● REQUIREMENTS:
Single out the lines of the material that contain "title" and copy them.

───── LISTING

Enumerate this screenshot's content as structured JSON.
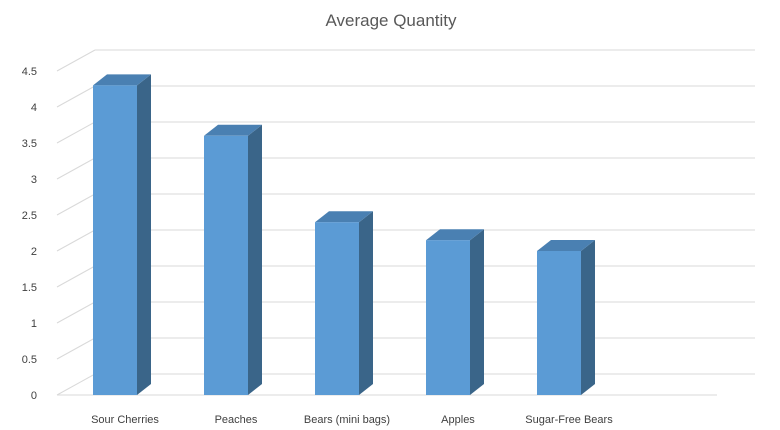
{
  "chart_data": {
    "type": "bar",
    "title": "Average Quantity",
    "categories": [
      "Sour Cherries",
      "Peaches",
      "Bears (mini bags)",
      "Apples",
      "Sugar-Free Bears"
    ],
    "values": [
      4.3,
      3.6,
      2.4,
      2.15,
      2.0
    ],
    "yticks": [
      "0",
      "0.5",
      "1",
      "1.5",
      "2",
      "2.5",
      "3",
      "3.5",
      "4",
      "4.5"
    ],
    "ylim": [
      0,
      4.5
    ],
    "xlabel": "",
    "ylabel": "",
    "grid": true,
    "legend": "none",
    "style": "3d-column",
    "colors": {
      "bar_front": "#5b9bd5",
      "bar_side": "#3a6589",
      "bar_top": "#4a80b2",
      "gridline": "#d9d9d9",
      "text": "#404040",
      "title": "#595959"
    }
  }
}
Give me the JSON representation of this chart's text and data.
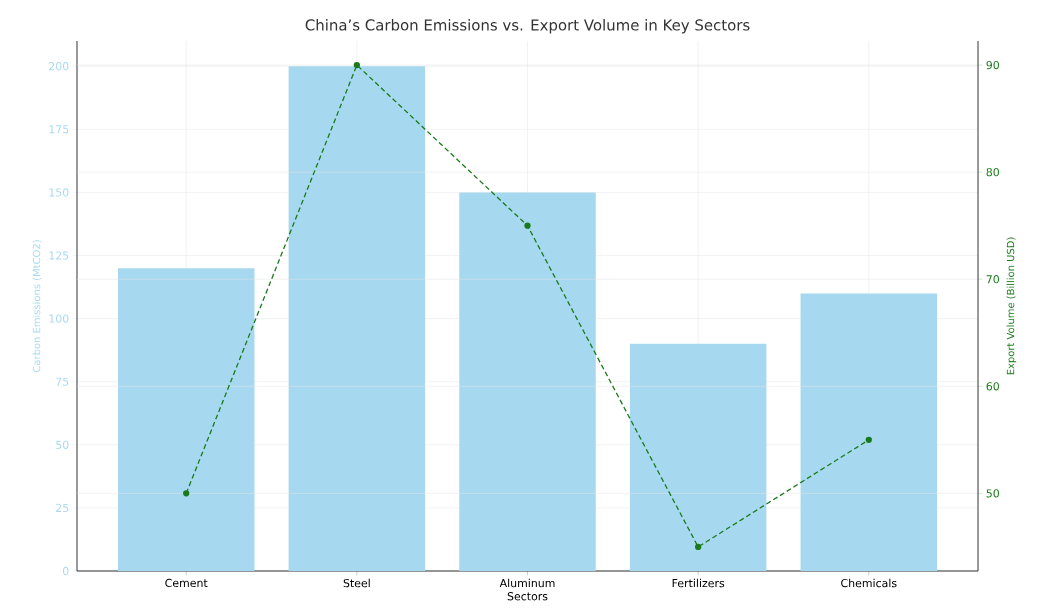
{
  "chart_data": {
    "type": "bar",
    "title": "China’s Carbon Emissions vs. Export Volume in Key Sectors",
    "xlabel": "Sectors",
    "ylabel": "Carbon Emissions (MtCO2)",
    "y2label": "Export Volume (Billion USD)",
    "categories": [
      "Cement",
      "Steel",
      "Aluminum",
      "Fertilizers",
      "Chemicals"
    ],
    "series": [
      {
        "color": "#a6d9ef",
        "values": [
          120,
          200,
          150,
          90,
          110
        ]
      },
      {
        "type": "line",
        "axis": "y2",
        "color": "#1a7a1a",
        "marker": "circle",
        "line_style": "dashed",
        "values": [
          50,
          90,
          75,
          45,
          55
        ]
      }
    ],
    "ylim": [
      0,
      210
    ],
    "yticks": [
      0,
      25,
      50,
      75,
      100,
      125,
      150,
      175,
      200
    ],
    "y2lim": [
      42.75,
      92.25
    ],
    "y2ticks": [
      50,
      60,
      70,
      80,
      90
    ],
    "grid": true
  }
}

──────────

● THE ANSWER:
    "title": "Average Quantity",
      "title": "#595959"
    "title": "China’s Carbon Emissions vs. Export Volume in Key Sectors",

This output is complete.